▶ **TASK**: Below are some records; retype all of them exactly.

▶ **SUPPLIED RECORDS**:
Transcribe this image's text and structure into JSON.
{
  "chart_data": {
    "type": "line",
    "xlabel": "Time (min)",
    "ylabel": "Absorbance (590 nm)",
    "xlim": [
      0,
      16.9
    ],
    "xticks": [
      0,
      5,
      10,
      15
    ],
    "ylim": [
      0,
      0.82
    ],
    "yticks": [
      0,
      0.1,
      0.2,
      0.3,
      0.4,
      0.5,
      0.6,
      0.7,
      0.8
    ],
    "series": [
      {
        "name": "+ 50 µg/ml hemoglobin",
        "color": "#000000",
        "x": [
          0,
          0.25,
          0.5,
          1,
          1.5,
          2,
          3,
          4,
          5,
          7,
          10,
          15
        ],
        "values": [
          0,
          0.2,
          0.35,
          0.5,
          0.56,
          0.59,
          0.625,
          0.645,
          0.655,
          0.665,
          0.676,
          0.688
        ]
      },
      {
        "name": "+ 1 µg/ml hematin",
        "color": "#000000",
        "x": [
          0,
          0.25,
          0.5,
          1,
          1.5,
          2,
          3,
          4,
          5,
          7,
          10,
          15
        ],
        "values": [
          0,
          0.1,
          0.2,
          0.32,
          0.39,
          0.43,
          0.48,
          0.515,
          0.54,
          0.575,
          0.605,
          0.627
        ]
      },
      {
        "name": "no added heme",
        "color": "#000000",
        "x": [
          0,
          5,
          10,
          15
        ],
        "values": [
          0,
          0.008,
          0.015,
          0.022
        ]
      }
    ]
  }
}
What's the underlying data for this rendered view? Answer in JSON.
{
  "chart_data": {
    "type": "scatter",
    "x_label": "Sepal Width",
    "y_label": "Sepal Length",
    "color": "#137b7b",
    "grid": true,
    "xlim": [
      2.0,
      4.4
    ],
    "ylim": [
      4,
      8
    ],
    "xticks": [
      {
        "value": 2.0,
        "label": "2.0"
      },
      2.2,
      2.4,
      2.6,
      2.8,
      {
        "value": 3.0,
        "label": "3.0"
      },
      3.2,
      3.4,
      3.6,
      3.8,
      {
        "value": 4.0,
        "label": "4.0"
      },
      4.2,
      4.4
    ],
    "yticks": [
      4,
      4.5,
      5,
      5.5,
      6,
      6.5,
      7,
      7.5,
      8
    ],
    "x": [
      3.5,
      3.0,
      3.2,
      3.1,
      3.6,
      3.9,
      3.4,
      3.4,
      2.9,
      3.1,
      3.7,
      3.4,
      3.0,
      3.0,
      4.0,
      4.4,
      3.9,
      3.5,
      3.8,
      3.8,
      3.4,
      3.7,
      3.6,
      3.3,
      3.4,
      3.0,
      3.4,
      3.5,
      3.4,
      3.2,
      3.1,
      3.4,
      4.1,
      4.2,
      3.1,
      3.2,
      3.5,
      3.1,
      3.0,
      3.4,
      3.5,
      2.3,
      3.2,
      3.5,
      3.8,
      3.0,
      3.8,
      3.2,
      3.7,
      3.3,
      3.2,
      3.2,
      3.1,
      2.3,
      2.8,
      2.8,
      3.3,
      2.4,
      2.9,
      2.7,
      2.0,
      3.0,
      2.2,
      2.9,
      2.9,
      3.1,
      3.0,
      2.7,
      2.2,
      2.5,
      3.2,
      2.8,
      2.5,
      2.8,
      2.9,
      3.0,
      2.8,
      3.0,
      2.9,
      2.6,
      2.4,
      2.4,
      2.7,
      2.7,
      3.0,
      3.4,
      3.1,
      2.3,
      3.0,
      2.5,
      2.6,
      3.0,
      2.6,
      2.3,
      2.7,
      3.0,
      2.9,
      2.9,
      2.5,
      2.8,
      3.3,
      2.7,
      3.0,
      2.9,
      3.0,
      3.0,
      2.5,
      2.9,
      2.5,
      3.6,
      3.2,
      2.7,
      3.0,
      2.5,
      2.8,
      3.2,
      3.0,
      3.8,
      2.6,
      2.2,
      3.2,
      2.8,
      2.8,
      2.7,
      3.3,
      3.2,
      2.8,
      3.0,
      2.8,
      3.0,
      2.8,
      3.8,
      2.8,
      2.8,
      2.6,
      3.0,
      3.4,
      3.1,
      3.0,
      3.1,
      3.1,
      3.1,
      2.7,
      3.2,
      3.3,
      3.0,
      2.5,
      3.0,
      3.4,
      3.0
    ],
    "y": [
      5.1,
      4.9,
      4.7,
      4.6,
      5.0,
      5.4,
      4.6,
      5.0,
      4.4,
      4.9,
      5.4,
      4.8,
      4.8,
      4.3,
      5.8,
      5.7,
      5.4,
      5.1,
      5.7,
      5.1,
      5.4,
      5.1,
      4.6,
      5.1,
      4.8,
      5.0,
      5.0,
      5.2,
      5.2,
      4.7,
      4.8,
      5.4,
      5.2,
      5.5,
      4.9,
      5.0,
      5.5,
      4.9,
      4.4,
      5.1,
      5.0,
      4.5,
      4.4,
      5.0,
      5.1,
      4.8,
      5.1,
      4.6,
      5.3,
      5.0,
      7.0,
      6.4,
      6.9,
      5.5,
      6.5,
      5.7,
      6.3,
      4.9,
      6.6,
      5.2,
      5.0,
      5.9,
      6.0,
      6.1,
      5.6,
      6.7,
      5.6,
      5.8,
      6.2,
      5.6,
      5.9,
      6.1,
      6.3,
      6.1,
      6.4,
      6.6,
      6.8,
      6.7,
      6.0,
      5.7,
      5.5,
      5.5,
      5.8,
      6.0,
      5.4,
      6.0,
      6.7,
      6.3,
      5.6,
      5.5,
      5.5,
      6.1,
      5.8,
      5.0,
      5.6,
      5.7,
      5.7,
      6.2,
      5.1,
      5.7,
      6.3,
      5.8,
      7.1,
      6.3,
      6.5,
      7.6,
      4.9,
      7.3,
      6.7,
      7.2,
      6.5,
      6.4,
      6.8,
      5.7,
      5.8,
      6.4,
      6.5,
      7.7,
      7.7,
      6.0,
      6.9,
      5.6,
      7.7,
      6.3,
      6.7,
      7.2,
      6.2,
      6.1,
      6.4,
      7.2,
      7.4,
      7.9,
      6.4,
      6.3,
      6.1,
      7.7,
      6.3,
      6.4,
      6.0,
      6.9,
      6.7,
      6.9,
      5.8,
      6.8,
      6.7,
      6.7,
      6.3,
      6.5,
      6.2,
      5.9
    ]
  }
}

▶ **TASK RESPONSE**:
Transcribe this image's text and structure into JSON.
{
  "chart_data": {
    "type": "line",
    "xlabel": "Time (min)",
    "ylabel": "Absorbance (590 nm)",
    "xlim": [
      0,
      16.9
    ],
    "xticks": [
      0,
      5,
      10,
      15
    ],
    "ylim": [
      0,
      0.82
    ],
    "yticks": [
      0,
      0.1,
      0.2,
      0.3,
      0.4,
      0.5,
      0.6,
      0.7,
      0.8
    ],
    "series": [
      {
        "name": "+ 50 µg/ml hemoglobin",
        "color": "#000000",
        "x": [
          0,
          0.25,
          0.5,
          1,
          1.5,
          2,
          3,
          4,
          5,
          7,
          10,
          15
        ],
        "values": [
          0,
          0.2,
          0.35,
          0.5,
          0.56,
          0.59,
          0.625,
          0.645,
          0.655,
          0.665,
          0.676,
          0.688
        ]
      },
      {
        "name": "+ 1 µg/ml hematin",
        "color": "#000000",
        "x": [
          0,
          0.25,
          0.5,
          1,
          1.5,
          2,
          3,
          4,
          5,
          7,
          10,
          15
        ],
        "values": [
          0,
          0.1,
          0.2,
          0.32,
          0.39,
          0.43,
          0.48,
          0.515,
          0.54,
          0.575,
          0.605,
          0.627
        ]
      },
      {
        "name": "no added heme",
        "color": "#000000",
        "x": [
          0,
          5,
          10,
          15
        ],
        "values": [
          0,
          0.008,
          0.015,
          0.022
        ]
      }
    ]
  }
}
What's the underlying data for this rendered view? Answer in JSON.
{
  "chart_data": {
    "type": "scatter",
    "x_label": "Sepal Width",
    "y_label": "Sepal Length",
    "color": "#137b7b",
    "grid": true,
    "xlim": [
      2.0,
      4.4
    ],
    "ylim": [
      4,
      8
    ],
    "xticks": [
      {
        "value": 2.0,
        "label": "2.0"
      },
      2.2,
      2.4,
      2.6,
      2.8,
      {
        "value": 3.0,
        "label": "3.0"
      },
      3.2,
      3.4,
      3.6,
      3.8,
      {
        "value": 4.0,
        "label": "4.0"
      },
      4.2,
      4.4
    ],
    "yticks": [
      4,
      4.5,
      5,
      5.5,
      6,
      6.5,
      7,
      7.5,
      8
    ],
    "x": [
      3.5,
      3.0,
      3.2,
      3.1,
      3.6,
      3.9,
      3.4,
      3.4,
      2.9,
      3.1,
      3.7,
      3.4,
      3.0,
      3.0,
      4.0,
      4.4,
      3.9,
      3.5,
      3.8,
      3.8,
      3.4,
      3.7,
      3.6,
      3.3,
      3.4,
      3.0,
      3.4,
      3.5,
      3.4,
      3.2,
      3.1,
      3.4,
      4.1,
      4.2,
      3.1,
      3.2,
      3.5,
      3.1,
      3.0,
      3.4,
      3.5,
      2.3,
      3.2,
      3.5,
      3.8,
      3.0,
      3.8,
      3.2,
      3.7,
      3.3,
      3.2,
      3.2,
      3.1,
      2.3,
      2.8,
      2.8,
      3.3,
      2.4,
      2.9,
      2.7,
      2.0,
      3.0,
      2.2,
      2.9,
      2.9,
      3.1,
      3.0,
      2.7,
      2.2,
      2.5,
      3.2,
      2.8,
      2.5,
      2.8,
      2.9,
      3.0,
      2.8,
      3.0,
      2.9,
      2.6,
      2.4,
      2.4,
      2.7,
      2.7,
      3.0,
      3.4,
      3.1,
      2.3,
      3.0,
      2.5,
      2.6,
      3.0,
      2.6,
      2.3,
      2.7,
      3.0,
      2.9,
      2.9,
      2.5,
      2.8,
      3.3,
      2.7,
      3.0,
      2.9,
      3.0,
      3.0,
      2.5,
      2.9,
      2.5,
      3.6,
      3.2,
      2.7,
      3.0,
      2.5,
      2.8,
      3.2,
      3.0,
      3.8,
      2.6,
      2.2,
      3.2,
      2.8,
      2.8,
      2.7,
      3.3,
      3.2,
      2.8,
      3.0,
      2.8,
      3.0,
      2.8,
      3.8,
      2.8,
      2.8,
      2.6,
      3.0,
      3.4,
      3.1,
      3.0,
      3.1,
      3.1,
      3.1,
      2.7,
      3.2,
      3.3,
      3.0,
      2.5,
      3.0,
      3.4,
      3.0
    ],
    "y": [
      5.1,
      4.9,
      4.7,
      4.6,
      5.0,
      5.4,
      4.6,
      5.0,
      4.4,
      4.9,
      5.4,
      4.8,
      4.8,
      4.3,
      5.8,
      5.7,
      5.4,
      5.1,
      5.7,
      5.1,
      5.4,
      5.1,
      4.6,
      5.1,
      4.8,
      5.0,
      5.0,
      5.2,
      5.2,
      4.7,
      4.8,
      5.4,
      5.2,
      5.5,
      4.9,
      5.0,
      5.5,
      4.9,
      4.4,
      5.1,
      5.0,
      4.5,
      4.4,
      5.0,
      5.1,
      4.8,
      5.1,
      4.6,
      5.3,
      5.0,
      7.0,
      6.4,
      6.9,
      5.5,
      6.5,
      5.7,
      6.3,
      4.9,
      6.6,
      5.2,
      5.0,
      5.9,
      6.0,
      6.1,
      5.6,
      6.7,
      5.6,
      5.8,
      6.2,
      5.6,
      5.9,
      6.1,
      6.3,
      6.1,
      6.4,
      6.6,
      6.8,
      6.7,
      6.0,
      5.7,
      5.5,
      5.5,
      5.8,
      6.0,
      5.4,
      6.0,
      6.7,
      6.3,
      5.6,
      5.5,
      5.5,
      6.1,
      5.8,
      5.0,
      5.6,
      5.7,
      5.7,
      6.2,
      5.1,
      5.7,
      6.3,
      5.8,
      7.1,
      6.3,
      6.5,
      7.6,
      4.9,
      7.3,
      6.7,
      7.2,
      6.5,
      6.4,
      6.8,
      5.7,
      5.8,
      6.4,
      6.5,
      7.7,
      7.7,
      6.0,
      6.9,
      5.6,
      7.7,
      6.3,
      6.7,
      7.2,
      6.2,
      6.1,
      6.4,
      7.2,
      7.4,
      7.9,
      6.4,
      6.3,
      6.1,
      7.7,
      6.3,
      6.4,
      6.0,
      6.9,
      6.7,
      6.9,
      5.8,
      6.8,
      6.7,
      6.7,
      6.3,
      6.5,
      6.2,
      5.9
    ]
  }
}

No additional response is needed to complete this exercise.